** start **

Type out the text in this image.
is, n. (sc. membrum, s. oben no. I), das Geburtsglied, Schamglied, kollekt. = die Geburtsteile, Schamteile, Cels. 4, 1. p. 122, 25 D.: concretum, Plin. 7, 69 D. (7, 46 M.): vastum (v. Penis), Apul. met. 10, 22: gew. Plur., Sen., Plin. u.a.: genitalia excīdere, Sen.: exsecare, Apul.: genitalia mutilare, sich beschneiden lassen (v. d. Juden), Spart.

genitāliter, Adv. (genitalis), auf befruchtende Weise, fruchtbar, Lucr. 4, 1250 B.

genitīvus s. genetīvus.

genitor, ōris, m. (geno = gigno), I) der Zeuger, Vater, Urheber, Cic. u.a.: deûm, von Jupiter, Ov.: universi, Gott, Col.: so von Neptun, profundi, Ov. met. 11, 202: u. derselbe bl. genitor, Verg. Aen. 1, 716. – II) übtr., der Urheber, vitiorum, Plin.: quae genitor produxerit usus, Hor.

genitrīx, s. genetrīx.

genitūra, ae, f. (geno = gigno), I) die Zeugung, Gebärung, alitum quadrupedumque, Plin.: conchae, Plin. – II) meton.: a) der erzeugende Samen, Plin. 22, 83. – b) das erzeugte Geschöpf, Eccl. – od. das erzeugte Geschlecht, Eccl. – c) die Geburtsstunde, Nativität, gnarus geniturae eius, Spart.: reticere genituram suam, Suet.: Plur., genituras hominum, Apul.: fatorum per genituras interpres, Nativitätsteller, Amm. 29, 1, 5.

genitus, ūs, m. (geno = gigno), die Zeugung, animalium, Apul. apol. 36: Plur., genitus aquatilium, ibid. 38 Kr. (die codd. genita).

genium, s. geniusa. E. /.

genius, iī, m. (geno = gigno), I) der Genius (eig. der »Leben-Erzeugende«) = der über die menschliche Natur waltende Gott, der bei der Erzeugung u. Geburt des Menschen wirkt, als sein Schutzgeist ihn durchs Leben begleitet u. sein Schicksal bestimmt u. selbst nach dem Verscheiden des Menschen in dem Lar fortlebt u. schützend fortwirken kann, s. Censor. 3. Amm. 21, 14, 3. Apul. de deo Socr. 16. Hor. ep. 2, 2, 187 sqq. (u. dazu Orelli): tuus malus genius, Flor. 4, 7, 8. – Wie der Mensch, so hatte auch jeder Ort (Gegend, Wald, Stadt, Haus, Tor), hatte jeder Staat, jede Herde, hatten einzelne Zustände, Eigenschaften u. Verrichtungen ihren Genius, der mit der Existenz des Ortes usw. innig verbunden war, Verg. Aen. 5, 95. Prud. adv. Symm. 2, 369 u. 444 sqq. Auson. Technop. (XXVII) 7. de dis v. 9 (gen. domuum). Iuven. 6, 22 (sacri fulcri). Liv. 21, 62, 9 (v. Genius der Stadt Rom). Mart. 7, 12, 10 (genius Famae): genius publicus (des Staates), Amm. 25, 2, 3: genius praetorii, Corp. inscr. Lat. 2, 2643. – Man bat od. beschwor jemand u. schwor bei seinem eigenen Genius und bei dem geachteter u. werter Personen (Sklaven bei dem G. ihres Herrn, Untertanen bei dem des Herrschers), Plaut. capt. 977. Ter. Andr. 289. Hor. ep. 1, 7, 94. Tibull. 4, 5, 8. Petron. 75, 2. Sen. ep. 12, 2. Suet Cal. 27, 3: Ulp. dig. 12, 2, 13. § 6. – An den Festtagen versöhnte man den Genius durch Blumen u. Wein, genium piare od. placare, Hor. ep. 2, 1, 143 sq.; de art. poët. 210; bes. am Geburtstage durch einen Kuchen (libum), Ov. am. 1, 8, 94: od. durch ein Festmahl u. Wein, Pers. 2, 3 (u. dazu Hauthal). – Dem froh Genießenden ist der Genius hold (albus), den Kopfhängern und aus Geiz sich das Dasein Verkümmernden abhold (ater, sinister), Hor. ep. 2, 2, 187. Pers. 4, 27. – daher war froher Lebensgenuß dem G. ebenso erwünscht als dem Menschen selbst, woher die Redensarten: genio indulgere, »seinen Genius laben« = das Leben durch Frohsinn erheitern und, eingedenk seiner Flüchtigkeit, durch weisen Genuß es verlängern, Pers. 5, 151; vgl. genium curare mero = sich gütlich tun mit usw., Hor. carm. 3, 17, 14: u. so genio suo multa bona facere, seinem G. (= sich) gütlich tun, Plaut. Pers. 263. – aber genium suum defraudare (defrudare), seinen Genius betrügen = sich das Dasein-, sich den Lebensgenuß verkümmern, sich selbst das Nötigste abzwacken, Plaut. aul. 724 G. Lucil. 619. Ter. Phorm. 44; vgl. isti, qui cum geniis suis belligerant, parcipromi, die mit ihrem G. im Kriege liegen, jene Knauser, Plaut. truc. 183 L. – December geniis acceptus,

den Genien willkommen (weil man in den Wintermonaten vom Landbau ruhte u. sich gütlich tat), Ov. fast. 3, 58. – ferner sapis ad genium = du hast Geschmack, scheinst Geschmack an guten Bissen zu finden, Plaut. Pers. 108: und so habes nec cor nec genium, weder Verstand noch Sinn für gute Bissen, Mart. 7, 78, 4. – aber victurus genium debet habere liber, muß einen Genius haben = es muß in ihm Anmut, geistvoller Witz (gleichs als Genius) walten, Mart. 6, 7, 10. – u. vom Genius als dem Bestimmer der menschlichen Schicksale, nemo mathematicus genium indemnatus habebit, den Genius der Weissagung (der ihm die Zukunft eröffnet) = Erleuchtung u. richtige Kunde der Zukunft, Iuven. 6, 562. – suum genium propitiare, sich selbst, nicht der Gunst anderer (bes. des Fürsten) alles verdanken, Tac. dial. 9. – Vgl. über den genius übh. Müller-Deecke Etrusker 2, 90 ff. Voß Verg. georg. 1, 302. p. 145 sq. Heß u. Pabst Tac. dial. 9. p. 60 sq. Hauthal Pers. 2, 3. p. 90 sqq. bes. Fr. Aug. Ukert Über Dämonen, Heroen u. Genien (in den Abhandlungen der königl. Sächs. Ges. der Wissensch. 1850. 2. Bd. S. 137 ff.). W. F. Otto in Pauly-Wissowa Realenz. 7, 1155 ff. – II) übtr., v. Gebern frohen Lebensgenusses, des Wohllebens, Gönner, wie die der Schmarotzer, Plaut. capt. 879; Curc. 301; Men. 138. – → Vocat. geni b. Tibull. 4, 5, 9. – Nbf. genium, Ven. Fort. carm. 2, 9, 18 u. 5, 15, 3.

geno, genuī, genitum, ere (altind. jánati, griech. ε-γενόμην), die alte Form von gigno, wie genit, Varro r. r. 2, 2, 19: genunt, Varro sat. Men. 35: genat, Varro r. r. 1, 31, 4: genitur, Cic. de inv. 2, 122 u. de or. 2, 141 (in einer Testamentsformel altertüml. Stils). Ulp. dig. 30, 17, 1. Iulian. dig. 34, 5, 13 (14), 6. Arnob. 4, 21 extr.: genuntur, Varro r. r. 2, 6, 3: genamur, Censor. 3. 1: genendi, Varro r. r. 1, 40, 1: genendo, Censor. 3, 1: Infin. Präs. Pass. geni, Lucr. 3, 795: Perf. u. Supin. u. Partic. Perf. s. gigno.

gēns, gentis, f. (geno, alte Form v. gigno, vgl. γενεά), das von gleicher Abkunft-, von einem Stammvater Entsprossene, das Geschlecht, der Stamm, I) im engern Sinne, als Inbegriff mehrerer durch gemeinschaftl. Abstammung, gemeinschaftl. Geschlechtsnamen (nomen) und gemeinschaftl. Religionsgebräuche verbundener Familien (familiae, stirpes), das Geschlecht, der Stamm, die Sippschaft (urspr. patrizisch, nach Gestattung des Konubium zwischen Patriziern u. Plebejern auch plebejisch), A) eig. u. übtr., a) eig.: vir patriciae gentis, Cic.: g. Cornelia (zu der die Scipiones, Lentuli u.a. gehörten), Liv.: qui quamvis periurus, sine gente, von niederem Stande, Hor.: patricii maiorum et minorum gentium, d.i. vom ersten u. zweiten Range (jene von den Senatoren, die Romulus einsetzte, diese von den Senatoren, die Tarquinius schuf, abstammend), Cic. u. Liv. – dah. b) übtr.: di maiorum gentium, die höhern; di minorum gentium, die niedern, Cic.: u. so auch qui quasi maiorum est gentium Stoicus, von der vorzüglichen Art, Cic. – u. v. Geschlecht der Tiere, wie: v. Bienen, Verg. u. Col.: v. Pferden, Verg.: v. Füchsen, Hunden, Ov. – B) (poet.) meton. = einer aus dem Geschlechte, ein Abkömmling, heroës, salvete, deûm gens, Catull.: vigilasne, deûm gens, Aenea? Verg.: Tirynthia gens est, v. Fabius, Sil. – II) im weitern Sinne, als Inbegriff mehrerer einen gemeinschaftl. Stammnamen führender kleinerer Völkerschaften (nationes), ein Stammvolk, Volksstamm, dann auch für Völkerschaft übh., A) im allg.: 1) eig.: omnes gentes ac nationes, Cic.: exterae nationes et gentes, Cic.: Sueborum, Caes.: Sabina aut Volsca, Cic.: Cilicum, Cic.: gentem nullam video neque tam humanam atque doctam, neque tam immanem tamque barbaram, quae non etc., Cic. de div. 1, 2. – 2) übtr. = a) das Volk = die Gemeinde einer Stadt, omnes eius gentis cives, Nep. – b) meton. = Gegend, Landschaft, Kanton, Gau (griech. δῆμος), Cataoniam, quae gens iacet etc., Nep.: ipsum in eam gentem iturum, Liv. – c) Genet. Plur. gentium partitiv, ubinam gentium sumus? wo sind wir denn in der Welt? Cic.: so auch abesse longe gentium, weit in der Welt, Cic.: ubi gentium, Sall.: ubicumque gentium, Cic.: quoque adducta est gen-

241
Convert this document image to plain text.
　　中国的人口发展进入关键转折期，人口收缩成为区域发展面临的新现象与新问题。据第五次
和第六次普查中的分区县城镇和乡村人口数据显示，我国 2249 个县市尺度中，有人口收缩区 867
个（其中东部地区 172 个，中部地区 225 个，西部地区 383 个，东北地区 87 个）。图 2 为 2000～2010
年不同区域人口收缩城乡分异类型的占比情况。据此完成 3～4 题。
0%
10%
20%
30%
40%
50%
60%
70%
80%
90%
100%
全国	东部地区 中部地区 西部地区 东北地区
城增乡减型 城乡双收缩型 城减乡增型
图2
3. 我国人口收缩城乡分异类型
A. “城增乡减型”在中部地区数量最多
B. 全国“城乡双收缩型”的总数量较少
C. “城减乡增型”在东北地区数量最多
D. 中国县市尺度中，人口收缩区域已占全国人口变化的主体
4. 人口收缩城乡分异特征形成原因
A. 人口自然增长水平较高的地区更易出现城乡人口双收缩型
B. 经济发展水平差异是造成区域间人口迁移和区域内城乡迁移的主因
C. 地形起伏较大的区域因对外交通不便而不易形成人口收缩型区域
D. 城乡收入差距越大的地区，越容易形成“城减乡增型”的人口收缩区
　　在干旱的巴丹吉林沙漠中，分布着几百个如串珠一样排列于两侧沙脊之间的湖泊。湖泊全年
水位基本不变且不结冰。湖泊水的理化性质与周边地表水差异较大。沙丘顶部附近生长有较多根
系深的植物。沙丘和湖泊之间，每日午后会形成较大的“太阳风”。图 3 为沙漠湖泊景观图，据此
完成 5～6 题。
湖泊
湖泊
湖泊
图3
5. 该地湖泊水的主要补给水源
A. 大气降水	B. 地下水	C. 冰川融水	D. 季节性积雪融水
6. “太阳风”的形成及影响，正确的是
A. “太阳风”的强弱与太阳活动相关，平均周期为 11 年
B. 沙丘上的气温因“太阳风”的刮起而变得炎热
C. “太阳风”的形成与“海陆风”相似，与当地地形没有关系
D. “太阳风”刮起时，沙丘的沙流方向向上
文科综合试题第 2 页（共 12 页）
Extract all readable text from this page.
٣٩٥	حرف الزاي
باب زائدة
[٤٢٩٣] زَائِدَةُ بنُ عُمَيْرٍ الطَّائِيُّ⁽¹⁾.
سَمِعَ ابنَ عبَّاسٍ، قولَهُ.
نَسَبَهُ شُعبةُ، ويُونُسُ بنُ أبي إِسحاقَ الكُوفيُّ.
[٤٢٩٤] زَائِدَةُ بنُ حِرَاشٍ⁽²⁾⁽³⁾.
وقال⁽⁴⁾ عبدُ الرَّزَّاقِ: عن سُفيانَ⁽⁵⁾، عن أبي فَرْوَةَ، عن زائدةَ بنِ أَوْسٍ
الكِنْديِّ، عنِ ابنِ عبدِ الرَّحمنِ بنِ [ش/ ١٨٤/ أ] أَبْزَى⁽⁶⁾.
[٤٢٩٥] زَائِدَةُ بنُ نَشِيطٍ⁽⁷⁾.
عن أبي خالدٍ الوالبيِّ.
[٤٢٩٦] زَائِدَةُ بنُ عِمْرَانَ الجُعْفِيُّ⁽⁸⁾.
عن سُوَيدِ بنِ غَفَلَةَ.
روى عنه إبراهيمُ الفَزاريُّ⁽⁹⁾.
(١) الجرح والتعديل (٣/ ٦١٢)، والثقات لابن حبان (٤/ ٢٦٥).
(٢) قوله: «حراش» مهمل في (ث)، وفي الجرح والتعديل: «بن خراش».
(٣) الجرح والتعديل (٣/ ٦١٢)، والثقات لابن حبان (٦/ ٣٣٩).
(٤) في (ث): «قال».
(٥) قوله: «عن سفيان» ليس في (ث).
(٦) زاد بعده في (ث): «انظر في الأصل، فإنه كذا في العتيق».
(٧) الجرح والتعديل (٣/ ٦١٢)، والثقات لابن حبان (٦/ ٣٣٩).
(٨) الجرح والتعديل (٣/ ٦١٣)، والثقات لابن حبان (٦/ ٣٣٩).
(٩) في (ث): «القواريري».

** end **

What you have to do:
Starting with the line that contains "Extract all readable text from this page.", write out each line through the end of the listing, exactly as it appears, and include nothing else.

Output:
Extract all readable text from this page.
٣٩٥	حرف الزاي
باب زائدة
[٤٢٩٣] زَائِدَةُ بنُ عُمَيْرٍ الطَّائِيُّ⁽¹⁾.
سَمِعَ ابنَ عبَّاسٍ، قولَهُ.
نَسَبَهُ شُعبةُ، ويُونُسُ بنُ أبي إِسحاقَ الكُوفيُّ.
[٤٢٩٤] زَائِدَةُ بنُ حِرَاشٍ⁽²⁾⁽³⁾.
وقال⁽⁴⁾ عبدُ الرَّزَّاقِ: عن سُفيانَ⁽⁵⁾، عن أبي فَرْوَةَ، عن زائدةَ بنِ أَوْسٍ
الكِنْديِّ، عنِ ابنِ عبدِ الرَّحمنِ بنِ [ش/ ١٨٤/ أ] أَبْزَى⁽⁶⁾.
[٤٢٩٥] زَائِدَةُ بنُ نَشِيطٍ⁽⁷⁾.
عن أبي خالدٍ الوالبيِّ.
[٤٢٩٦] زَائِدَةُ بنُ عِمْرَانَ الجُعْفِيُّ⁽⁸⁾.
عن سُوَيدِ بنِ غَفَلَةَ.
روى عنه إبراهيمُ الفَزاريُّ⁽⁹⁾.
(١) الجرح والتعديل (٣/ ٦١٢)، والثقات لابن حبان (٤/ ٢٦٥).
(٢) قوله: «حراش» مهمل في (ث)، وفي الجرح والتعديل: «بن خراش».
(٣) الجرح والتعديل (٣/ ٦١٢)، والثقات لابن حبان (٦/ ٣٣٩).
(٤) في (ث): «قال».
(٥) قوله: «عن سفيان» ليس في (ث).
(٦) زاد بعده في (ث): «انظر في الأصل، فإنه كذا في العتيق».
(٧) الجرح والتعديل (٣/ ٦١٢)، والثقات لابن حبان (٦/ ٣٣٩).
(٨) الجرح والتعديل (٣/ ٦١٣)، والثقات لابن حبان (٦/ ٣٣٩).
(٩) في (ث): «القواريري».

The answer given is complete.